**任务说明**
将下方记录逐行整理成 JSON 字符串列表，每行对应一个字符串，空行不计入。

**输入记录**

------

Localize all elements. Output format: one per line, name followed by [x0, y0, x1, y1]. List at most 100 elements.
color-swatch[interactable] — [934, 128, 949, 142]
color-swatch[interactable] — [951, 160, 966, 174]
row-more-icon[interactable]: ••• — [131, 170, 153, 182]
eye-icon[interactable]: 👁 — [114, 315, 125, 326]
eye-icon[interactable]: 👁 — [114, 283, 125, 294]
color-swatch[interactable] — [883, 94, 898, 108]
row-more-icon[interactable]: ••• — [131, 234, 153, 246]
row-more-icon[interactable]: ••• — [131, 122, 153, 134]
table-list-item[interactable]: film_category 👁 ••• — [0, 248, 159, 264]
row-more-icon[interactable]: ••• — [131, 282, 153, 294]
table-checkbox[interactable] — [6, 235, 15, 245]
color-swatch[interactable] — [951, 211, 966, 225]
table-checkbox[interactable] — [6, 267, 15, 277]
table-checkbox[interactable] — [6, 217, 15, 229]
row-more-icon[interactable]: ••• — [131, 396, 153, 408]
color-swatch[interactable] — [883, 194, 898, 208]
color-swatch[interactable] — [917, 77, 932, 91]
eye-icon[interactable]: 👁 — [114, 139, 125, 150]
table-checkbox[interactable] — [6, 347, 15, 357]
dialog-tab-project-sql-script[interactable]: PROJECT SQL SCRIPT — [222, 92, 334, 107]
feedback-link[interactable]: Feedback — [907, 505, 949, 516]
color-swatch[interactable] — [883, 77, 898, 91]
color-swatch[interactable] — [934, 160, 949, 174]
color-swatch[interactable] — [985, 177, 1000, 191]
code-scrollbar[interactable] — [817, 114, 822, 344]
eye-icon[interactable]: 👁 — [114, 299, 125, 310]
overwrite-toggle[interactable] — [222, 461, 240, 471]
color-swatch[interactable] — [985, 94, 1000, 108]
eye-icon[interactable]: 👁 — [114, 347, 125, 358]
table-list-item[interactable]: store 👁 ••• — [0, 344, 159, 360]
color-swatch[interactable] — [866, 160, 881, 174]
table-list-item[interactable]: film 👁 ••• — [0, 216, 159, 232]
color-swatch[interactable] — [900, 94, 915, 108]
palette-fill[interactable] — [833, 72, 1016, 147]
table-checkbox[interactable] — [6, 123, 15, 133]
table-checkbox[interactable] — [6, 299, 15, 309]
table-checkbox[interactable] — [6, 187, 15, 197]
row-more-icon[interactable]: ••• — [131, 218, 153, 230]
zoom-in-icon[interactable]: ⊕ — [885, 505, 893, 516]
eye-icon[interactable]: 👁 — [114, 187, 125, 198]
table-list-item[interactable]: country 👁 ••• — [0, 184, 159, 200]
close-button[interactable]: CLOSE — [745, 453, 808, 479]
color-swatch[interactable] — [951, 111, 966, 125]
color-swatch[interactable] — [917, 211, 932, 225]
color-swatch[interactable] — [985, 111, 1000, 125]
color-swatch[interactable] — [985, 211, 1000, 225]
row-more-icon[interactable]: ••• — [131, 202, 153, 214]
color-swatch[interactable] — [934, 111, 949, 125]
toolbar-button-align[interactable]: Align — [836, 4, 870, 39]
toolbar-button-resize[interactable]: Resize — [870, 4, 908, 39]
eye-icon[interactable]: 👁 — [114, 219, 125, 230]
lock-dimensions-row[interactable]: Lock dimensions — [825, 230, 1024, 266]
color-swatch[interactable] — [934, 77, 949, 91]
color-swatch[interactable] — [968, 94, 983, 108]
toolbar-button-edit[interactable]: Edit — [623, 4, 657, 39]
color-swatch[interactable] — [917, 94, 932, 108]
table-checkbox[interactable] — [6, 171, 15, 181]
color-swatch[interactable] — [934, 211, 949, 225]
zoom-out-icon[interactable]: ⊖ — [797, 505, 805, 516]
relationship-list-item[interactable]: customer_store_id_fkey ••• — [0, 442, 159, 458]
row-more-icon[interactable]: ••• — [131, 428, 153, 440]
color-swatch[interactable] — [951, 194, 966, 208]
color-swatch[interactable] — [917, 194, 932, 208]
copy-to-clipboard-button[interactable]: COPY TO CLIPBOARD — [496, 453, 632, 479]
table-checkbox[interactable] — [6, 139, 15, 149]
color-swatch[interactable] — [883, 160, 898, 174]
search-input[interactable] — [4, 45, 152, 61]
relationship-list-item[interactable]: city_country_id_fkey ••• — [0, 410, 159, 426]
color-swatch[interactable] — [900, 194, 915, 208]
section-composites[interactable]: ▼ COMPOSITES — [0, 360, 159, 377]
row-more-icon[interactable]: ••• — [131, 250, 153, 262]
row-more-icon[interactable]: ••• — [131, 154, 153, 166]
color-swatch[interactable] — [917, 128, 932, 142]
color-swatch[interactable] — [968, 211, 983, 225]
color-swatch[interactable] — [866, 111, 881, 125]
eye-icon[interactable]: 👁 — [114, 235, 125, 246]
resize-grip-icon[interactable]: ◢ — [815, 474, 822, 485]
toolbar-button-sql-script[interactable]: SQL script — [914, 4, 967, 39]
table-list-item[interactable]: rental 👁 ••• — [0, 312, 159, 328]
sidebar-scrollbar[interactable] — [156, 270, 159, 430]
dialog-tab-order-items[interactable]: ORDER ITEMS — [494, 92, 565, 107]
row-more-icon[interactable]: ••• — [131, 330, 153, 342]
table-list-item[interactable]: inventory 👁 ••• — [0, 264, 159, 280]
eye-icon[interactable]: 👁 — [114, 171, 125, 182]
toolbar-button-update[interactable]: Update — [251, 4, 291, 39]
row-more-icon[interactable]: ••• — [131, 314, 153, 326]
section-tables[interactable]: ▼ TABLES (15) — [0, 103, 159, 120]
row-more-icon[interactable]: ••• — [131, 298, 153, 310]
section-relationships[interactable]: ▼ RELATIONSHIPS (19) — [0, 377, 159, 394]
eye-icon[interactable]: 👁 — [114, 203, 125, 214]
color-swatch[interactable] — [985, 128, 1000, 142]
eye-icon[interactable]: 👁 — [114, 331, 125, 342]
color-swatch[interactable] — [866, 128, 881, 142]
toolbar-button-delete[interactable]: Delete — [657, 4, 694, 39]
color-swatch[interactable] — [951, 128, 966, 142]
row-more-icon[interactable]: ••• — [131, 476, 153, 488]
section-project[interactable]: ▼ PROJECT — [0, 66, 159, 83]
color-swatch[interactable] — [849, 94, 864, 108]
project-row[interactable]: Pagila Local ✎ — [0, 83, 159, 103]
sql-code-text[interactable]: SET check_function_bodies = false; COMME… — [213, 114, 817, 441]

------

**参考答案**
[
  "Localize all elements. Output format: one per line, name followed by [x0, y0, x1, y1]. List at most 100 elements.",
  "color-swatch[interactable] — [934, 128, 949, 142]",
  "color-swatch[interactable] — [951, 160, 966, 174]",
  "row-more-icon[interactable]: ••• — [131, 170, 153, 182]",
  "eye-icon[interactable]: 👁 — [114, 315, 125, 326]",
  "eye-icon[interactable]: 👁 — [114, 283, 125, 294]",
  "color-swatch[interactable] — [883, 94, 898, 108]",
  "row-more-icon[interactable]: ••• — [131, 234, 153, 246]",
  "row-more-icon[interactable]: ••• — [131, 122, 153, 134]",
  "table-list-item[interactable]: film_category 👁 ••• — [0, 248, 159, 264]",
  "row-more-icon[interactable]: ••• — [131, 282, 153, 294]",
  "table-checkbox[interactable] — [6, 235, 15, 245]",
  "color-swatch[interactable] — [951, 211, 966, 225]",
  "table-checkbox[interactable] — [6, 267, 15, 277]",
  "table-checkbox[interactable] — [6, 217, 15, 229]",
  "row-more-icon[interactable]: ••• — [131, 396, 153, 408]",
  "color-swatch[interactable] — [883, 194, 898, 208]",
  "color-swatch[interactable] — [917, 77, 932, 91]",
  "eye-icon[interactable]: 👁 — [114, 139, 125, 150]",
  "table-checkbox[interactable] — [6, 347, 15, 357]",
  "dialog-tab-project-sql-script[interactable]: PROJECT SQL SCRIPT — [222, 92, 334, 107]",
  "feedback-link[interactable]: Feedback — [907, 505, 949, 516]",
  "color-swatch[interactable] — [883, 77, 898, 91]",
  "color-swatch[interactable] — [934, 160, 949, 174]",
  "color-swatch[interactable] — [985, 177, 1000, 191]",
  "code-scrollbar[interactable] — [817, 114, 822, 344]",
  "eye-icon[interactable]: 👁 — [114, 299, 125, 310]",
  "overwrite-toggle[interactable] — [222, 461, 240, 471]",
  "color-swatch[interactable] — [985, 94, 1000, 108]",
  "eye-icon[interactable]: 👁 — [114, 347, 125, 358]",
  "table-list-item[interactable]: store 👁 ••• — [0, 344, 159, 360]",
  "color-swatch[interactable] — [866, 160, 881, 174]",
  "table-list-item[interactable]: film 👁 ••• — [0, 216, 159, 232]",
  "color-swatch[interactable] — [900, 94, 915, 108]",
  "palette-fill[interactable] — [833, 72, 1016, 147]",
  "table-checkbox[interactable] — [6, 123, 15, 133]",
  "table-checkbox[interactable] — [6, 299, 15, 309]",
  "table-checkbox[interactable] — [6, 187, 15, 197]",
  "row-more-icon[interactable]: ••• — [131, 218, 153, 230]",
  "zoom-in-icon[interactable]: ⊕ — [885, 505, 893, 516]",
  "eye-icon[interactable]: 👁 — [114, 187, 125, 198]",
  "table-list-item[interactable]: country 👁 ••• — [0, 184, 159, 200]",
  "close-button[interactable]: CLOSE — [745, 453, 808, 479]",
  "color-swatch[interactable] — [951, 111, 966, 125]",
  "color-swatch[interactable] — [917, 211, 932, 225]",
  "color-swatch[interactable] — [985, 111, 1000, 125]",
  "color-swatch[interactable] — [985, 211, 1000, 225]",
  "row-more-icon[interactable]: ••• — [131, 202, 153, 214]",
  "color-swatch[interactable] — [934, 111, 949, 125]",
  "toolbar-button-align[interactable]: Align — [836, 4, 870, 39]",
  "toolbar-button-resize[interactable]: Resize — [870, 4, 908, 39]",
  "eye-icon[interactable]: 👁 — [114, 219, 125, 230]",
  "lock-dimensions-row[interactable]: Lock dimensions — [825, 230, 1024, 266]",
  "color-swatch[interactable] — [934, 77, 949, 91]",
  "color-swatch[interactable] — [968, 94, 983, 108]",
  "toolbar-button-edit[interactable]: Edit — [623, 4, 657, 39]",
  "color-swatch[interactable] — [917, 94, 932, 108]",
  "table-checkbox[interactable] — [6, 171, 15, 181]",
  "color-swatch[interactable] — [934, 211, 949, 225]",
  "zoom-out-icon[interactable]: ⊖ — [797, 505, 805, 516]",
  "relationship-list-item[interactable]: customer_store_id_fkey ••• — [0, 442, 159, 458]",
  "row-more-icon[interactable]: ••• — [131, 428, 153, 440]",
  "color-swatch[interactable] — [951, 194, 966, 208]",
  "color-swatch[interactable] — [917, 194, 932, 208]",
  "copy-to-clipboard-button[interactable]: COPY TO CLIPBOARD — [496, 453, 632, 479]",
  "table-checkbox[interactable] — [6, 139, 15, 149]",
  "color-swatch[interactable] — [883, 160, 898, 174]",
  "search-input[interactable] — [4, 45, 152, 61]",
  "relationship-list-item[interactable]: city_country_id_fkey ••• — [0, 410, 159, 426]",
  "color-swatch[interactable] — [900, 194, 915, 208]",
  "section-composites[interactable]: ▼ COMPOSITES — [0, 360, 159, 377]",
  "row-more-icon[interactable]: ••• — [131, 250, 153, 262]",
  "row-more-icon[interactable]: ••• — [131, 154, 153, 166]",
  "color-swatch[interactable] — [917, 128, 932, 142]",
  "color-swatch[interactable] — [968, 211, 983, 225]",
  "color-swatch[interactable] — [866, 111, 881, 125]",
  "eye-icon[interactable]: 👁 — [114, 235, 125, 246]",
  "resize-grip-icon[interactable]: ◢ — [815, 474, 822, 485]",
  "toolbar-button-sql-script[interactable]: SQL script — [914, 4, 967, 39]",
  "table-list-item[interactable]: rental 👁 ••• — [0, 312, 159, 328]",
  "sidebar-scrollbar[interactable] — [156, 270, 159, 430]",
  "dialog-tab-order-items[interactable]: ORDER ITEMS — [494, 92, 565, 107]",
  "row-more-icon[interactable]: ••• — [131, 330, 153, 342]",
  "table-list-item[interactable]: inventory 👁 ••• — [0, 264, 159, 280]",
  "eye-icon[interactable]: 👁 — [114, 171, 125, 182]",
  "toolbar-button-update[interactable]: Update — [251, 4, 291, 39]",
  "row-more-icon[interactable]: ••• — [131, 314, 153, 326]",
  "section-tables[interactable]: ▼ TABLES (15) — [0, 103, 159, 120]",
  "row-more-icon[interactable]: ••• — [131, 298, 153, 310]",
  "section-relationships[interactable]: ▼ RELATIONSHIPS (19) — [0, 377, 159, 394]",
  "eye-icon[interactable]: 👁 — [114, 203, 125, 214]",
  "color-swatch[interactable] — [985, 128, 1000, 142]",
  "eye-icon[interactable]: 👁 — [114, 331, 125, 342]",
  "color-swatch[interactable] — [866, 128, 881, 142]",
  "toolbar-button-delete[interactable]: Delete — [657, 4, 694, 39]",
  "color-swatch[interactable] — [951, 128, 966, 142]",
  "row-more-icon[interactable]: ••• — [131, 476, 153, 488]",
  "section-project[interactable]: ▼ PROJECT — [0, 66, 159, 83]",
  "color-swatch[interactable] — [849, 94, 864, 108]",
  "project-row[interactable]: Pagila Local ✎ — [0, 83, 159, 103]",
  "sql-code-text[interactable]: SET check_function_bodies = false; COMME… — [213, 114, 817, 441]"
]